=== Stored rows ===

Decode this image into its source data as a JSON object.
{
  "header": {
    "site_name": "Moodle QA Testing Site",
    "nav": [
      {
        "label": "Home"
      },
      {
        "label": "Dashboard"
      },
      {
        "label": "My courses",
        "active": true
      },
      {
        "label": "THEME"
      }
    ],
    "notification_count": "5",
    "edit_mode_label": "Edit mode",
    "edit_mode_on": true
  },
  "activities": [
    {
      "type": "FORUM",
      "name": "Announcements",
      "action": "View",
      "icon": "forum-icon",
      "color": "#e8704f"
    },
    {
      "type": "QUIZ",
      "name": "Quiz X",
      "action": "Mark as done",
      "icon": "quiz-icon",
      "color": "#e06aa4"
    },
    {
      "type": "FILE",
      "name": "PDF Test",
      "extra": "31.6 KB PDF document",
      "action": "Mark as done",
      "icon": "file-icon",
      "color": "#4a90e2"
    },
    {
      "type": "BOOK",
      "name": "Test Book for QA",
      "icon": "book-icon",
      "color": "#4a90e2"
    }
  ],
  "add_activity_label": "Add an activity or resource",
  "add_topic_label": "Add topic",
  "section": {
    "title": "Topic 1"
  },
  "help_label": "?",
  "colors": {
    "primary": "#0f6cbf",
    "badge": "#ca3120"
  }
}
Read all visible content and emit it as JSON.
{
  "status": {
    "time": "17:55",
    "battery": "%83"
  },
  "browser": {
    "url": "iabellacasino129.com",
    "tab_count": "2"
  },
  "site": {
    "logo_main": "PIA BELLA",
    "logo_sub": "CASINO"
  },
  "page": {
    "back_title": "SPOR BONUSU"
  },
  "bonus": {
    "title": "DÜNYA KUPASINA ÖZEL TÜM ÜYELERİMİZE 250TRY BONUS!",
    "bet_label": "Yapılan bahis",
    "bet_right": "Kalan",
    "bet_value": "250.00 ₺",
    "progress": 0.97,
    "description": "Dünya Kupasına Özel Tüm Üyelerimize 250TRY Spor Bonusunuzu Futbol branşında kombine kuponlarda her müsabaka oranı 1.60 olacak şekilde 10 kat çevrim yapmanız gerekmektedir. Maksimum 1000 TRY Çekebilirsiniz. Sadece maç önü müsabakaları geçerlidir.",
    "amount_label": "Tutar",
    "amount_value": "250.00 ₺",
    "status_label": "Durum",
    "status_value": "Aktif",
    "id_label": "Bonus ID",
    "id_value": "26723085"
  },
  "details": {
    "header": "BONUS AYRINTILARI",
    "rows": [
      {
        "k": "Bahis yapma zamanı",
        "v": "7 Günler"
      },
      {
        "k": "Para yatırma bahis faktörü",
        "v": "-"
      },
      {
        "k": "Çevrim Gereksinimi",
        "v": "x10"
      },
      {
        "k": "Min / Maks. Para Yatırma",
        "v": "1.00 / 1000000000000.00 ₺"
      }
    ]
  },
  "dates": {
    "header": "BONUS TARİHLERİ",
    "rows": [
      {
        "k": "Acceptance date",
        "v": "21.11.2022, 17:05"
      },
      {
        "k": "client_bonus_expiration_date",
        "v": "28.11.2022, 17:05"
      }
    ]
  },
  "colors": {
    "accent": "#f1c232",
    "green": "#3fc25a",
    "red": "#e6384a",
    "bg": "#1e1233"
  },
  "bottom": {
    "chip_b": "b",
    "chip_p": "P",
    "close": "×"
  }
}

===

▸ What the exercise asks
Reproduce all of the entries word for word.

▸ Exercise solution
Decode this image into its source data as a JSON object.
{
  "header": {
    "site_name": "Moodle QA Testing Site",
    "nav": [
      {
        "label": "Home"
      },
      {
        "label": "Dashboard"
      },
      {
        "label": "My courses",
        "active": true
      },
      {
        "label": "THEME"
      }
    ],
    "notification_count": "5",
    "edit_mode_label": "Edit mode",
    "edit_mode_on": true
  },
  "activities": [
    {
      "type": "FORUM",
      "name": "Announcements",
      "action": "View",
      "icon": "forum-icon",
      "color": "#e8704f"
    },
    {
      "type": "QUIZ",
      "name": "Quiz X",
      "action": "Mark as done",
      "icon": "quiz-icon",
      "color": "#e06aa4"
    },
    {
      "type": "FILE",
      "name": "PDF Test",
      "extra": "31.6 KB PDF document",
      "action": "Mark as done",
      "icon": "file-icon",
      "color": "#4a90e2"
    },
    {
      "type": "BOOK",
      "name": "Test Book for QA",
      "icon": "book-icon",
      "color": "#4a90e2"
    }
  ],
  "add_activity_label": "Add an activity or resource",
  "add_topic_label": "Add topic",
  "section": {
    "title": "Topic 1"
  },
  "help_label": "?",
  "colors": {
    "primary": "#0f6cbf",
    "badge": "#ca3120"
  }
}
Read all visible content and emit it as JSON.
{
  "status": {
    "time": "17:55",
    "battery": "%83"
  },
  "browser": {
    "url": "iabellacasino129.com",
    "tab_count": "2"
  },
  "site": {
    "logo_main": "PIA BELLA",
    "logo_sub": "CASINO"
  },
  "page": {
    "back_title": "SPOR BONUSU"
  },
  "bonus": {
    "title": "DÜNYA KUPASINA ÖZEL TÜM ÜYELERİMİZE 250TRY BONUS!",
    "bet_label": "Yapılan bahis",
    "bet_right": "Kalan",
    "bet_value": "250.00 ₺",
    "progress": 0.97,
    "description": "Dünya Kupasına Özel Tüm Üyelerimize 250TRY Spor Bonusunuzu Futbol branşında kombine kuponlarda her müsabaka oranı 1.60 olacak şekilde 10 kat çevrim yapmanız gerekmektedir. Maksimum 1000 TRY Çekebilirsiniz. Sadece maç önü müsabakaları geçerlidir.",
    "amount_label": "Tutar",
    "amount_value": "250.00 ₺",
    "status_label": "Durum",
    "status_value": "Aktif",
    "id_label": "Bonus ID",
    "id_value": "26723085"
  },
  "details": {
    "header": "BONUS AYRINTILARI",
    "rows": [
      {
        "k": "Bahis yapma zamanı",
        "v": "7 Günler"
      },
      {
        "k": "Para yatırma bahis faktörü",
        "v": "-"
      },
      {
        "k": "Çevrim Gereksinimi",
        "v": "x10"
      },
      {
        "k": "Min / Maks. Para Yatırma",
        "v": "1.00 / 1000000000000.00 ₺"
      }
    ]
  },
  "dates": {
    "header": "BONUS TARİHLERİ",
    "rows": [
      {
        "k": "Acceptance date",
        "v": "21.11.2022, 17:05"
      },
      {
        "k": "client_bonus_expiration_date",
        "v": "28.11.2022, 17:05"
      }
    ]
  },
  "colors": {
    "accent": "#f1c232",
    "green": "#3fc25a",
    "red": "#e6384a",
    "bg": "#1e1233"
  },
  "bottom": {
    "chip_b": "b",
    "chip_p": "P",
    "close": "×"
  }
}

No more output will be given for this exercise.